[Commit] tess ALGORITHM, NONE, 1.1 ChangeLog, 1.22, 1.23 bentley.5c, 1.18, 1.19

Carl Worth commit at keithp.com
Sat Jul 31 15:01:52 PDT 2004 

Committed by: cworth

Update of /local/src/CVS/tess
In directory home.keithp.com:/tmp/cvs-serv32475

Modified Files:
	ChangeLog bentley.5c 
Added Files:
	ALGORITHM 
Log Message:

        * ALGORITHM: Add John Hooby's pseudo-code description of the
        algorithm, (with X/Y switched to match cairo convention for sweep
        line direction).

        * bentley.5c (bend_at_tolerance_squares): More infrastructure.
        We're actually creating, sorting, and merging tolerance square
        edges with the sweep_line, (at least at one point in the
        algorithm). Now we just need to use those tolerance squares to
        insert points into the edges, and update their position after the
        edges move.


--- NEW FILE: ALGORITHM ---
This algorithm is from John Hobby's paper:

	[Hobby93c] John D. Hobby, Practical Segment Intersection with
	Finite Precision Output, Computation Geometry Theory and
	Applications, 13(4), 1999.

	http://cm.bell-labs.com/cm/cs/doc/93/2-27.ps.gz

I've rewritten here with the minor change of switching X/Y as
appropriate, (since Hobby' paper describes a vertical sweep line
moving left to right, while cairo has a horizontal sweep line moving
from top to bottom).

Algorithm 1 (The Pass 2 algorithm)
----------------------------------

For processing batch i. Main active list is initially valid for
Y = i - 1/2 - e for some inifinitesimal positive e.

1. Collect events E from pass 1 where the Y coordinate of the
starting, stopping, or intersection point rounds to i.

◆ The request
From the commit message, extract everything from "Update of /local/src/CVS/tess" down to "line direction)." and copy it word for word.

◆ Given information
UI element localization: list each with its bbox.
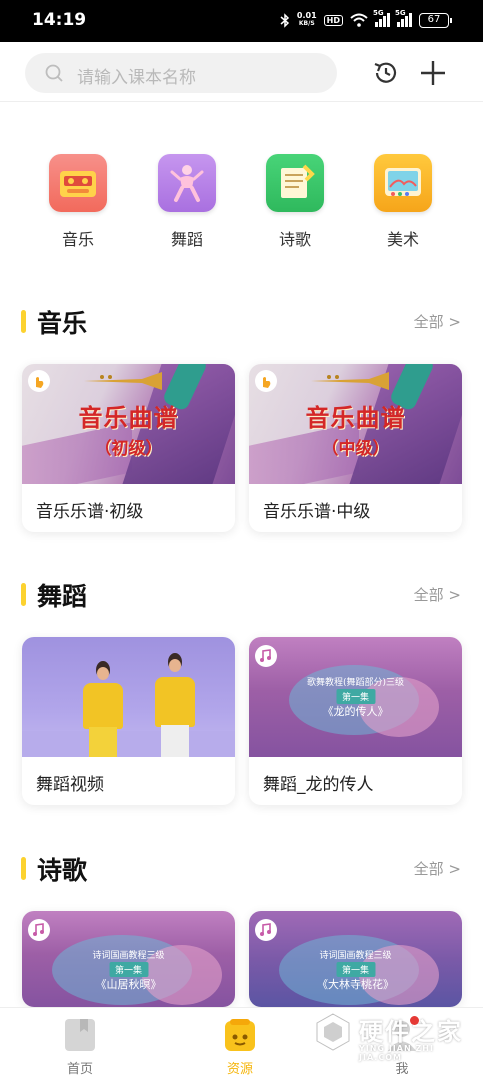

◆ Task response
Update of /local/src/CVS/tess
In directory home.keithp.com:/tmp/cvs-serv32475

Modified Files:
	ChangeLog bentley.5c 
Added Files:
	ALGORITHM 
Log Message:

        * ALGORITHM: Add John Hooby's pseudo-code description of the
        algorithm, (with X/Y switched to match cairo convention for sweep
        line direction).